* **GIVEN PROBLEM A**: Copy the forum thread from "Volume size: 128" through "the performance improves?", renaming "instance" to "server" wherever it appears.

System specifications:

Volume size: 128 GB
CPU: 4 cores
RAM: 16 GB
Autoscaling: turned off

We have raised a card for the second query: DHIS2-17732

cc: @gassim @Kris_Reinhardt @muhima.mohamed

1 Like

Hi @Supriya_Muppiri

Sorry to hear about this issue. Did you try to restart the instance and clear the server cache to see if the performance improves?

Thanks!

This is also affecting other servers (also a migration from 2.38 to 40.3.2). Actually, the amount of time in the analytics for the events has been increased a lot.

Hi @Gassim We have tried to remove cache but no improvement on the performance.
We also explored further optimisations on query1, query 2 mentioned above and discovered that correlated queries, especially those checking for existence in user membership and userteisearchorgunits, were causing issues.
Following our changes, we observed a major improvement, with execution times decreasing from 7 seconds to 60 milliseconds. The initial run after the change takes 4 seconds, while subsequent runs complete in 60 milliseconds.

* **RECORDS FOR THIS TASK**:

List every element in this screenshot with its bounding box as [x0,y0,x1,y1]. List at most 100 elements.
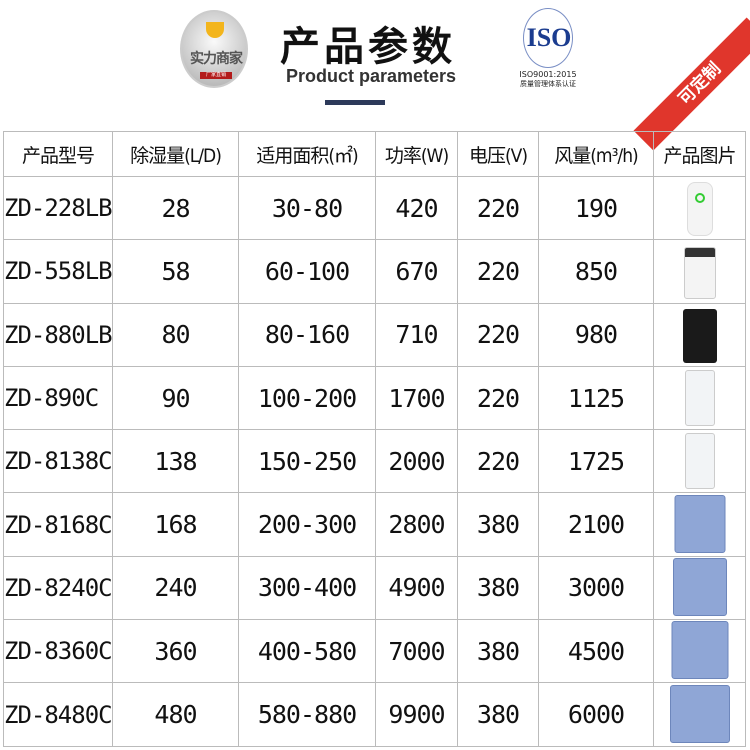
cell-model: ZD-8360C [3,619,113,684]
white-slim-dehumidifier-icon [686,182,713,237]
cell-capacity: 138 [112,429,239,494]
product-parameters-table: 产品型号 除湿量(L/D) 适用面积(㎡) 功率(W) 电压(V) 风量(m³/h) 产品图… [3,131,746,747]
blue-industrial-dehumidifier-icon [669,684,730,743]
table-row: ZD-8480C 480 580-880 9900 380 6000 [3,682,746,747]
column-header: 产品图片 [653,131,746,177]
cell-area: 400-580 [238,619,376,684]
cell-airflow: 190 [538,175,654,241]
cell-model: ZD-880LB [3,302,113,367]
divider [325,100,385,105]
logo-tag: 厂家直销 [200,72,232,79]
iso-cert: ISO9001:2015 [519,70,577,79]
table-row: ZD-8360C 360 400-580 7000 380 4500 [3,619,746,684]
cell-airflow: 1125 [538,365,654,431]
cell-airflow: 1725 [538,429,654,494]
cell-voltage: 380 [457,492,539,557]
column-header: 风量(m³/h) [538,131,654,177]
cell-airflow: 2100 [538,492,654,557]
cell-image [653,429,746,494]
cell-airflow: 980 [538,302,654,367]
cell-voltage: 380 [457,555,539,621]
cell-voltage: 380 [457,682,539,747]
cell-image [653,682,746,747]
cell-area: 80-160 [238,302,376,367]
cell-voltage: 220 [457,302,539,367]
logo-text: 实力商家 [190,51,243,67]
cell-power: 420 [375,175,458,241]
cell-image [653,492,746,557]
page-title: 产品参数 [280,24,456,70]
white-black-top-dehumidifier-icon [683,247,716,300]
table-row: ZD-880LB 80 80-160 710 220 980 [3,302,746,367]
cell-capacity: 28 [112,175,239,241]
iso-logo: ISO ISO9001:2015 质量管理体系认证 [508,8,588,89]
column-header: 功率(W) [375,131,458,177]
cell-airflow: 3000 [538,555,654,621]
blue-industrial-dehumidifier-icon [674,494,725,553]
cell-airflow: 4500 [538,619,654,684]
cell-model: ZD-8168C [3,492,113,557]
cell-image [653,239,746,304]
cell-capacity: 240 [112,555,239,621]
cell-area: 580-880 [238,682,376,747]
column-header: 产品型号 [3,131,113,177]
header: 实力商家 厂家直销 产品参数 Product parameters ISO IS… [0,0,750,151]
cell-power: 7000 [375,619,458,684]
cell-voltage: 380 [457,619,539,684]
cell-image [653,365,746,431]
column-header: 除湿量(L/D) [112,131,239,177]
white-tall-dehumidifier-icon [684,370,715,427]
cell-image [653,619,746,684]
cell-power: 9900 [375,682,458,747]
cell-airflow: 850 [538,239,654,304]
cell-capacity: 480 [112,682,239,747]
cell-power: 2000 [375,429,458,494]
table-row: ZD-890C 90 100-200 1700 220 1125 [3,365,746,431]
cell-image [653,175,746,241]
cell-power: 1700 [375,365,458,431]
cell-area: 150-250 [238,429,376,494]
column-header: 电压(V) [457,131,539,177]
table-row: ZD-558LB 58 60-100 670 220 850 [3,239,746,304]
table-header-row: 产品型号 除湿量(L/D) 适用面积(㎡) 功率(W) 电压(V) 风量(m³/h) 产品图… [3,131,746,177]
cell-model: ZD-8240C [3,555,113,621]
column-header: 适用面积(㎡) [238,131,376,177]
cell-area: 300-400 [238,555,376,621]
cell-capacity: 168 [112,492,239,557]
cell-area: 200-300 [238,492,376,557]
cell-voltage: 220 [457,175,539,241]
cell-image [653,555,746,621]
iso-mark: ISO [526,23,572,52]
cell-model: ZD-228LB [3,175,113,241]
cell-area: 60-100 [238,239,376,304]
table-row: ZD-8168C 168 200-300 2800 380 2100 [3,492,746,557]
cell-power: 2800 [375,492,458,557]
table-row: ZD-8138C 138 150-250 2000 220 1725 [3,429,746,494]
iso-caption: 质量管理体系认证 [520,80,576,88]
page-subtitle: Product parameters [286,66,457,86]
cell-voltage: 220 [457,429,539,494]
table-row: ZD-8240C 240 300-400 4900 380 3000 [3,555,746,621]
cell-voltage: 220 [457,239,539,304]
cell-airflow: 6000 [538,682,654,747]
cell-power: 670 [375,239,458,304]
cell-area: 30-80 [238,175,376,241]
blue-industrial-dehumidifier-icon [672,557,727,616]
brand-logo: 实力商家 厂家直销 [180,10,248,88]
blue-industrial-dehumidifier-icon [671,621,728,680]
white-tall-dehumidifier-icon [684,433,715,490]
black-dehumidifier-icon [682,308,717,363]
cell-area: 100-200 [238,365,376,431]
cell-power: 710 [375,302,458,367]
cell-image [653,302,746,367]
cell-capacity: 58 [112,239,239,304]
cell-capacity: 90 [112,365,239,431]
globe-icon: ISO [523,8,573,68]
cell-model: ZD-890C [3,365,113,431]
cell-power: 4900 [375,555,458,621]
table-row: ZD-228LB 28 30-80 420 220 190 [3,175,746,241]
cell-model: ZD-8480C [3,682,113,747]
cell-capacity: 360 [112,619,239,684]
bull-icon [206,22,224,38]
cell-voltage: 220 [457,365,539,431]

* **GIVEN PROBLEM B**: Format the lines of the records starting at the line containing "cell-model: ZD-8360C [3,619,113,684]" and ending at the line containing "cell-airflow: 2100 [538,492,654,557]" as a JSON list of strings, one string per line, and leave out any blank lines.

* **FULL RESPONSE A**:
Volume size: 128 GB
CPU: 4 cores
RAM: 16 GB
Autoscaling: turned off

We have raised a card for the second query: DHIS2-17732

cc: @gassim @Kris_Reinhardt @muhima.mohamed

1 Like

Hi @Supriya_Muppiri

Sorry to hear about this issue. Did you try to restart the server and clear the server cache to see if the performance improves?

* **FULL RESPONSE B**:
[
  "cell-model: ZD-8360C [3,619,113,684]",
  "white-slim-dehumidifier-icon [686,182,713,237]",
  "cell-capacity: 138 [112,429,239,494]",
  "product-parameters-table: 产品型号 除湿量(L/D) 适用面积(㎡) 功率(W) 电压(V) 风量(m³/h) 产品图… [3,131,746,747]",
  "blue-industrial-dehumidifier-icon [669,684,730,743]",
  "table-row: ZD-8480C 480 580-880 9900 380 6000 [3,682,746,747]",
  "column-header: 产品图片 [653,131,746,177]",
  "cell-area: 400-580 [238,619,376,684]",
  "cell-airflow: 190 [538,175,654,241]",
  "cell-model: ZD-880LB [3,302,113,367]",
  "divider [325,100,385,105]",
  "logo-tag: 厂家直销 [200,72,232,79]",
  "iso-cert: ISO9001:2015 [519,70,577,79]",
  "table-row: ZD-8360C 360 400-580 7000 380 4500 [3,619,746,684]",
  "cell-airflow: 1125 [538,365,654,431]",
  "cell-airflow: 1725 [538,429,654,494]",
  "cell-voltage: 380 [457,492,539,557]",
  "column-header: 风量(m³/h) [538,131,654,177]",
  "cell-airflow: 2100 [538,492,654,557]"
]